In the copy, include every entry exactly but none of the pictures.

(Figure content listings)
>>
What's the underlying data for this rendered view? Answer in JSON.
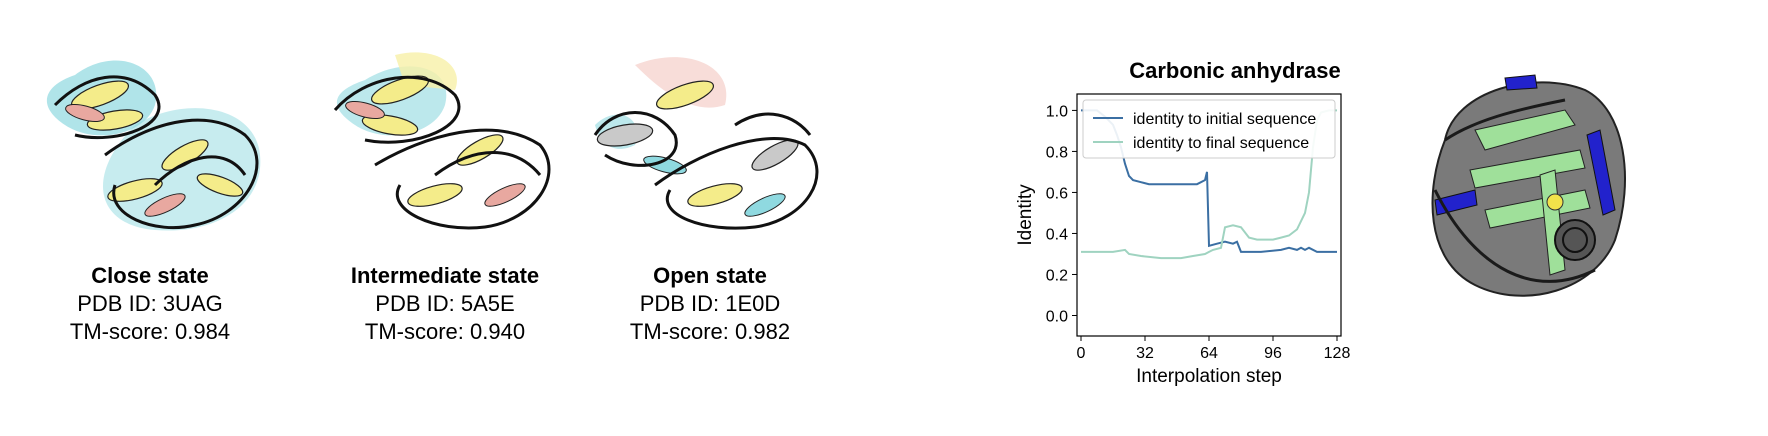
{
  "panels": [
    {
      "name": "Close state",
      "pdb": "PDB ID: 3UAG",
      "tm": "TM-score: 0.984"
    },
    {
      "name": "Intermediate state",
      "pdb": "PDB ID: 5A5E",
      "tm": "TM-score: 0.940"
    },
    {
      "name": "Open state",
      "pdb": "PDB ID: 1E0D",
      "tm": "TM-score: 0.982"
    }
  ],
  "chart_data": {
    "type": "line",
    "title": "Carbonic anhydrase",
    "xlabel": "Interpolation step",
    "ylabel": "Identity",
    "xlim": [
      -2,
      130
    ],
    "ylim": [
      -0.1,
      1.08
    ],
    "xticks": [
      0,
      32,
      64,
      96,
      128
    ],
    "yticks": [
      0.0,
      0.2,
      0.4,
      0.6,
      0.8,
      1.0
    ],
    "grid": false,
    "legend_position": "top",
    "series": [
      {
        "name": "identity to initial sequence",
        "color": "#3b6fa3",
        "points": [
          [
            0,
            1.0
          ],
          [
            4,
            1.0
          ],
          [
            8,
            1.0
          ],
          [
            12,
            0.97
          ],
          [
            16,
            0.93
          ],
          [
            18,
            0.88
          ],
          [
            20,
            0.82
          ],
          [
            22,
            0.74
          ],
          [
            24,
            0.68
          ],
          [
            26,
            0.66
          ],
          [
            30,
            0.65
          ],
          [
            34,
            0.64
          ],
          [
            40,
            0.64
          ],
          [
            50,
            0.64
          ],
          [
            58,
            0.64
          ],
          [
            62,
            0.66
          ],
          [
            63,
            0.7
          ],
          [
            64,
            0.34
          ],
          [
            68,
            0.35
          ],
          [
            72,
            0.36
          ],
          [
            76,
            0.35
          ],
          [
            78,
            0.36
          ],
          [
            80,
            0.31
          ],
          [
            84,
            0.31
          ],
          [
            90,
            0.31
          ],
          [
            100,
            0.32
          ],
          [
            104,
            0.33
          ],
          [
            108,
            0.32
          ],
          [
            110,
            0.33
          ],
          [
            112,
            0.32
          ],
          [
            114,
            0.33
          ],
          [
            118,
            0.31
          ],
          [
            124,
            0.31
          ],
          [
            128,
            0.31
          ]
        ]
      },
      {
        "name": "identity to final sequence",
        "color": "#9fd3c0",
        "points": [
          [
            0,
            0.31
          ],
          [
            8,
            0.31
          ],
          [
            16,
            0.31
          ],
          [
            22,
            0.32
          ],
          [
            24,
            0.3
          ],
          [
            30,
            0.29
          ],
          [
            40,
            0.28
          ],
          [
            50,
            0.28
          ],
          [
            56,
            0.29
          ],
          [
            62,
            0.3
          ],
          [
            64,
            0.31
          ],
          [
            66,
            0.32
          ],
          [
            70,
            0.33
          ],
          [
            72,
            0.43
          ],
          [
            76,
            0.44
          ],
          [
            80,
            0.43
          ],
          [
            84,
            0.38
          ],
          [
            88,
            0.37
          ],
          [
            96,
            0.37
          ],
          [
            100,
            0.38
          ],
          [
            104,
            0.39
          ],
          [
            108,
            0.42
          ],
          [
            112,
            0.5
          ],
          [
            114,
            0.6
          ],
          [
            116,
            0.82
          ],
          [
            118,
            0.95
          ],
          [
            120,
            0.99
          ],
          [
            124,
            1.0
          ],
          [
            128,
            1.0
          ]
        ]
      }
    ]
  }
}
<<
▶ TASK RESULT:
What's the underlying data for this rendered view? Answer in JSON.
{
  "panels": [
    {
      "name": "Close state",
      "pdb": "PDB ID: 3UAG",
      "tm": "TM-score: 0.984"
    },
    {
      "name": "Intermediate state",
      "pdb": "PDB ID: 5A5E",
      "tm": "TM-score: 0.940"
    },
    {
      "name": "Open state",
      "pdb": "PDB ID: 1E0D",
      "tm": "TM-score: 0.982"
    }
  ],
  "chart_data": {
    "type": "line",
    "title": "Carbonic anhydrase",
    "xlabel": "Interpolation step",
    "ylabel": "Identity",
    "xlim": [
      -2,
      130
    ],
    "ylim": [
      -0.1,
      1.08
    ],
    "xticks": [
      0,
      32,
      64,
      96,
      128
    ],
    "yticks": [
      0.0,
      0.2,
      0.4,
      0.6,
      0.8,
      1.0
    ],
    "grid": false,
    "legend_position": "top",
    "series": [
      {
        "name": "identity to initial sequence",
        "color": "#3b6fa3",
        "points": [
          [
            0,
            1.0
          ],
          [
            4,
            1.0
          ],
          [
            8,
            1.0
          ],
          [
            12,
            0.97
          ],
          [
            16,
            0.93
          ],
          [
            18,
            0.88
          ],
          [
            20,
            0.82
          ],
          [
            22,
            0.74
          ],
          [
            24,
            0.68
          ],
          [
            26,
            0.66
          ],
          [
            30,
            0.65
          ],
          [
            34,
            0.64
          ],
          [
            40,
            0.64
          ],
          [
            50,
            0.64
          ],
          [
            58,
            0.64
          ],
          [
            62,
            0.66
          ],
          [
            63,
            0.7
          ],
          [
            64,
            0.34
          ],
          [
            68,
            0.35
          ],
          [
            72,
            0.36
          ],
          [
            76,
            0.35
          ],
          [
            78,
            0.36
          ],
          [
            80,
            0.31
          ],
          [
            84,
            0.31
          ],
          [
            90,
            0.31
          ],
          [
            100,
            0.32
          ],
          [
            104,
            0.33
          ],
          [
            108,
            0.32
          ],
          [
            110,
            0.33
          ],
          [
            112,
            0.32
          ],
          [
            114,
            0.33
          ],
          [
            118,
            0.31
          ],
          [
            124,
            0.31
          ],
          [
            128,
            0.31
          ]
        ]
      },
      {
        "name": "identity to final sequence",
        "color": "#9fd3c0",
        "points": [
          [
            0,
            0.31
          ],
          [
            8,
            0.31
          ],
          [
            16,
            0.31
          ],
          [
            22,
            0.32
          ],
          [
            24,
            0.3
          ],
          [
            30,
            0.29
          ],
          [
            40,
            0.28
          ],
          [
            50,
            0.28
          ],
          [
            56,
            0.29
          ],
          [
            62,
            0.3
          ],
          [
            64,
            0.31
          ],
          [
            66,
            0.32
          ],
          [
            70,
            0.33
          ],
          [
            72,
            0.43
          ],
          [
            76,
            0.44
          ],
          [
            80,
            0.43
          ],
          [
            84,
            0.38
          ],
          [
            88,
            0.37
          ],
          [
            96,
            0.37
          ],
          [
            100,
            0.38
          ],
          [
            104,
            0.39
          ],
          [
            108,
            0.42
          ],
          [
            112,
            0.5
          ],
          [
            114,
            0.6
          ],
          [
            116,
            0.82
          ],
          [
            118,
            0.95
          ],
          [
            120,
            0.99
          ],
          [
            124,
            1.0
          ],
          [
            128,
            1.0
          ]
        ]
      }
    ]
  }
}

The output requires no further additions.